§ **Source data**
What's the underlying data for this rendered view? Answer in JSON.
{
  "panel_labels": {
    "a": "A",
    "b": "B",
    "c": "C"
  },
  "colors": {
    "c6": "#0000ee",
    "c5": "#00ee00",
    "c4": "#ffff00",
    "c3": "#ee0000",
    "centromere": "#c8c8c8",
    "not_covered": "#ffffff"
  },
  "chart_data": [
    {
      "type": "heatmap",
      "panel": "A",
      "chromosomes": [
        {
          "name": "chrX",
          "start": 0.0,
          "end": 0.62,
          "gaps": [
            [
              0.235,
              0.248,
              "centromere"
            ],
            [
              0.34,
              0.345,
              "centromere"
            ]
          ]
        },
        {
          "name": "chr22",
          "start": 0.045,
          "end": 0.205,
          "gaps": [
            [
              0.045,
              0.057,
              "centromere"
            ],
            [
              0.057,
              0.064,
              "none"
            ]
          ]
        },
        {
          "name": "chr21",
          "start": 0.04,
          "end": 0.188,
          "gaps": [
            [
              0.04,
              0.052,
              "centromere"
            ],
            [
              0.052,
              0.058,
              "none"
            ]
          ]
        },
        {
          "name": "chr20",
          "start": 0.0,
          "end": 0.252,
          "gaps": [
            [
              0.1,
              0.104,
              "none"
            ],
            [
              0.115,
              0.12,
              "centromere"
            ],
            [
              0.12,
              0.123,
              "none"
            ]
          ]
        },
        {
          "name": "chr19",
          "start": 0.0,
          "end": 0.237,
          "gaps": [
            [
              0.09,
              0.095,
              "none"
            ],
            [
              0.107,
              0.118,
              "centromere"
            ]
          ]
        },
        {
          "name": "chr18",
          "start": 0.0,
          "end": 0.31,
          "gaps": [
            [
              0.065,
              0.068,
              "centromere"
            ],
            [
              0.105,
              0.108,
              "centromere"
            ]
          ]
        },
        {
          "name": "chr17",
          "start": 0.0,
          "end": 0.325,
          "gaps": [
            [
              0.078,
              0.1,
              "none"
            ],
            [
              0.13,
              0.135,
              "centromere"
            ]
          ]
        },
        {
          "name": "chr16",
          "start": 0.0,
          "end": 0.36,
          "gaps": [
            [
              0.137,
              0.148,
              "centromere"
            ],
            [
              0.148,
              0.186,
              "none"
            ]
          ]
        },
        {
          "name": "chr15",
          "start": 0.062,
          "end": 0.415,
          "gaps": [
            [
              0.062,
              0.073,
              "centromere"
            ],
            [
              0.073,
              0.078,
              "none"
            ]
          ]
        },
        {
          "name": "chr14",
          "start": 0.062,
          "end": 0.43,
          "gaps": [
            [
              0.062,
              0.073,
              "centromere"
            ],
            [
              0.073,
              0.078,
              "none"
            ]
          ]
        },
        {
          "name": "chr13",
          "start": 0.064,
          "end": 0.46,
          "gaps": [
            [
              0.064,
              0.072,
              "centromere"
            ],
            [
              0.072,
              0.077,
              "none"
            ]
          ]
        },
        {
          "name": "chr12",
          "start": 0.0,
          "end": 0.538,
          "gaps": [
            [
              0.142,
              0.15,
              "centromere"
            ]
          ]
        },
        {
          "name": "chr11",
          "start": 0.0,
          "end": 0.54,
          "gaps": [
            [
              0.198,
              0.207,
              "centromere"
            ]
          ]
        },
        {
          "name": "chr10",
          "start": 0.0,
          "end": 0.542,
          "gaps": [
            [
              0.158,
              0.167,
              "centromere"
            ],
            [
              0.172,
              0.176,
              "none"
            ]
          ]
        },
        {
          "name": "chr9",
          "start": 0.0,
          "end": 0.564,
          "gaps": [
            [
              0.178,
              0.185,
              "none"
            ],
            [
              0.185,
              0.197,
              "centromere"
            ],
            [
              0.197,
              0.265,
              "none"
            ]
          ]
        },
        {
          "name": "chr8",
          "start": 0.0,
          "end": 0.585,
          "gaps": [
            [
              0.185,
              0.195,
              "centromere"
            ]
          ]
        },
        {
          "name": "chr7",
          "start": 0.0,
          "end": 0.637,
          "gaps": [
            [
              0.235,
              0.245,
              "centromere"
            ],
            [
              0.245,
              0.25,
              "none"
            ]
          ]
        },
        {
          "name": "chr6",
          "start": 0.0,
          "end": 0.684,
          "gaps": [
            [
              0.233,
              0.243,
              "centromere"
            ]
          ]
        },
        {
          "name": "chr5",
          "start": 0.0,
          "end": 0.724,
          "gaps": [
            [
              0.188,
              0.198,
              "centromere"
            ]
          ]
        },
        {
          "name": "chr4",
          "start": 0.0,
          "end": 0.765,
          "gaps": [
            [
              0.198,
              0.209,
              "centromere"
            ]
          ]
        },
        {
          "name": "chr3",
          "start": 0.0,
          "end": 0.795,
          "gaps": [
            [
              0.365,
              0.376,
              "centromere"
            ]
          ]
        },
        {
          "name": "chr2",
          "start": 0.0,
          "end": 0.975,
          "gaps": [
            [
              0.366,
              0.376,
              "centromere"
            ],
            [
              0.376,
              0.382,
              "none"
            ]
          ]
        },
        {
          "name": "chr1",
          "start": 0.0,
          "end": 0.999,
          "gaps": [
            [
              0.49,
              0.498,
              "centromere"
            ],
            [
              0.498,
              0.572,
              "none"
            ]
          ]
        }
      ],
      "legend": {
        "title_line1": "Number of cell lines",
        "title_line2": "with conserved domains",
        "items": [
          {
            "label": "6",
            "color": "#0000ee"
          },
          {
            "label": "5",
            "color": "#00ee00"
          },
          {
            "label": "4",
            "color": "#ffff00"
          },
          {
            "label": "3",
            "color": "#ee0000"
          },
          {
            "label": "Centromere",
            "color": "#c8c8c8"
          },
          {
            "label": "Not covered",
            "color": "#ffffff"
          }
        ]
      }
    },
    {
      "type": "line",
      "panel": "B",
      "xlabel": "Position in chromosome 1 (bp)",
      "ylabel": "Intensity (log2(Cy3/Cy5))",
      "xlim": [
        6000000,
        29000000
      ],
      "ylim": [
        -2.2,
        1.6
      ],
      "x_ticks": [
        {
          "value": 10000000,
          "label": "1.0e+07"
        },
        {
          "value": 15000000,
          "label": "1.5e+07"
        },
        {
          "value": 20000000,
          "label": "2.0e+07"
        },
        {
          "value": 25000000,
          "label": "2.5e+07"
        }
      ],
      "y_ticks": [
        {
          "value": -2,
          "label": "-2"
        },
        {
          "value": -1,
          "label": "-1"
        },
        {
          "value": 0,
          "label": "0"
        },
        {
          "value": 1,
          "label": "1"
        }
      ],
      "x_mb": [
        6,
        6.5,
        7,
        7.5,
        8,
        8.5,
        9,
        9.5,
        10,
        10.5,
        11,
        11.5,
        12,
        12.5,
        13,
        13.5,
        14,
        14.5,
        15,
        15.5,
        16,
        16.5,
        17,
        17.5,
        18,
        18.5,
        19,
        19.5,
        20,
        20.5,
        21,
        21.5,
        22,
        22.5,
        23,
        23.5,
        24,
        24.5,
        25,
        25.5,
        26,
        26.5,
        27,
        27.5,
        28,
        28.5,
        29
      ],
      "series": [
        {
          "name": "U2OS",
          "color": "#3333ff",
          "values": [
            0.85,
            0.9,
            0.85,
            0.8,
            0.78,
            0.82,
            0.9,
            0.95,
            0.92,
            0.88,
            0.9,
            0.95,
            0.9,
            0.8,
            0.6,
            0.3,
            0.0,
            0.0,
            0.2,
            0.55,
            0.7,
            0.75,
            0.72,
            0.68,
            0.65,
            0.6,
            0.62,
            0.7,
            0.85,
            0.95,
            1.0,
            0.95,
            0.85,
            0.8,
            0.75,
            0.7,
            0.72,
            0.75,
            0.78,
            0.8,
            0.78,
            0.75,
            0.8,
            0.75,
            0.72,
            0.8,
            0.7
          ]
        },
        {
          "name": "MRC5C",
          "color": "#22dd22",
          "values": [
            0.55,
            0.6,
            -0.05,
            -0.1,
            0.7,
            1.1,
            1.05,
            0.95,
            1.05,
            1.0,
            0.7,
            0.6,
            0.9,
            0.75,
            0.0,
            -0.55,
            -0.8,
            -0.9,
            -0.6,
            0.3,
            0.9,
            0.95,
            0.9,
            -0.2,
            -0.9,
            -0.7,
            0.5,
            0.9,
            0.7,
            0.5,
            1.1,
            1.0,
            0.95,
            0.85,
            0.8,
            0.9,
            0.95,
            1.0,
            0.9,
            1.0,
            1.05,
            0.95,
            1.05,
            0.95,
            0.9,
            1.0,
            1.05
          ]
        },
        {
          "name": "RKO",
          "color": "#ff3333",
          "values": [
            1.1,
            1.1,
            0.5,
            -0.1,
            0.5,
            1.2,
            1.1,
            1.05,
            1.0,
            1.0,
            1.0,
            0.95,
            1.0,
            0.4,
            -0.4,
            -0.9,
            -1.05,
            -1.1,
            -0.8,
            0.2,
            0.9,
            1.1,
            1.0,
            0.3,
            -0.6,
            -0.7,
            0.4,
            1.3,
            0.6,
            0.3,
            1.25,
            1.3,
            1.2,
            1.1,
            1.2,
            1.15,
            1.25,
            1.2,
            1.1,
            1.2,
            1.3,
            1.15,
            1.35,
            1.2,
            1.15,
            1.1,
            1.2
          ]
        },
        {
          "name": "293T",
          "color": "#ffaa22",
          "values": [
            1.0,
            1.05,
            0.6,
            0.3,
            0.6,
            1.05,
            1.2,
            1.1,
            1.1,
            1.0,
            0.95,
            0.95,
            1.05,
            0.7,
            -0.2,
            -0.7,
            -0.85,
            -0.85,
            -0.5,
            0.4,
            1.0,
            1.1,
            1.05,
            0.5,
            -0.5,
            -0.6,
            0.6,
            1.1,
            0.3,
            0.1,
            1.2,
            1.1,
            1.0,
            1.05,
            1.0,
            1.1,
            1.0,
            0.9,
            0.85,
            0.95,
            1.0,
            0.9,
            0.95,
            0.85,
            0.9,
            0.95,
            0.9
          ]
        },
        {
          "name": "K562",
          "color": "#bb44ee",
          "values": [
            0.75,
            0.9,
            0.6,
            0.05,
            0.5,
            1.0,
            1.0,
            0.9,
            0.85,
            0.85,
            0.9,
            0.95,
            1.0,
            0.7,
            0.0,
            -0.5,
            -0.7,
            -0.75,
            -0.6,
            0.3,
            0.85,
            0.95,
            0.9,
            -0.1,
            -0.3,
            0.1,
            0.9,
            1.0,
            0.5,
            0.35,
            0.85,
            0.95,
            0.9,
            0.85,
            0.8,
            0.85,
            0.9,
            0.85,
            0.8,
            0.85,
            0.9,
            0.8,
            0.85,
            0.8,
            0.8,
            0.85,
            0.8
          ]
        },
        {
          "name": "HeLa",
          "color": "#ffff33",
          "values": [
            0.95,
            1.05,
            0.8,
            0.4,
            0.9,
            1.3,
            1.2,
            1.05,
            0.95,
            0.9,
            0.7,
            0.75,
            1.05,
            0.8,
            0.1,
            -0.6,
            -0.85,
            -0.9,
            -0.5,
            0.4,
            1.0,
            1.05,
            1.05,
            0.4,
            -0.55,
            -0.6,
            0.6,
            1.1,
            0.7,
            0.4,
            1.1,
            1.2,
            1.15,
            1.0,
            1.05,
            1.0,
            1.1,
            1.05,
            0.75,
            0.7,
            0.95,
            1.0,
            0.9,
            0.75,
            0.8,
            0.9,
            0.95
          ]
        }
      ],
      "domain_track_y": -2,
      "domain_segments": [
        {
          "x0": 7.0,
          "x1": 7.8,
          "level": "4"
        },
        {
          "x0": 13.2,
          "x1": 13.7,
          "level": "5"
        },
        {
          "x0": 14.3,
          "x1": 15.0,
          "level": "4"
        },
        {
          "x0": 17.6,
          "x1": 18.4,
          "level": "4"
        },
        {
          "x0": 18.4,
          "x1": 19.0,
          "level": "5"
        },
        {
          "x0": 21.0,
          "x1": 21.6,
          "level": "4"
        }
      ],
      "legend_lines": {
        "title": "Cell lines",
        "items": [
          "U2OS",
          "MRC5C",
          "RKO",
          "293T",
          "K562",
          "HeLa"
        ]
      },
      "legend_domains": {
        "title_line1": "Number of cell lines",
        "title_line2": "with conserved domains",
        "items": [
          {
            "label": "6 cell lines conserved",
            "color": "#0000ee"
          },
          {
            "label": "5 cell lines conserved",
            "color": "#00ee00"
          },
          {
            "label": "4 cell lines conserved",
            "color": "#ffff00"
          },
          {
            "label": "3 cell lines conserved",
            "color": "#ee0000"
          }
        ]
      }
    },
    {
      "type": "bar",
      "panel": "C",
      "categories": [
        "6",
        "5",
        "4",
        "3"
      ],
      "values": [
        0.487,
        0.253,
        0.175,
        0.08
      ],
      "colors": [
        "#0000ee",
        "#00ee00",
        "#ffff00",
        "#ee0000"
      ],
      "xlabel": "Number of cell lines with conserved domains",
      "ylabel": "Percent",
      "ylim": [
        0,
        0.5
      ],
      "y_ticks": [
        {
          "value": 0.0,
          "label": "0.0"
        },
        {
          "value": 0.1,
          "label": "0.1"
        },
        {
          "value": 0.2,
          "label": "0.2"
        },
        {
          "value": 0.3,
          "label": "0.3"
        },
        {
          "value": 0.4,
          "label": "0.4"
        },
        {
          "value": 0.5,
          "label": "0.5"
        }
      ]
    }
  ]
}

§ **Your instructions**
Each line of the data that includes the word "xlabel" counts once; report the total and nothing more.

§ **Expected output**
2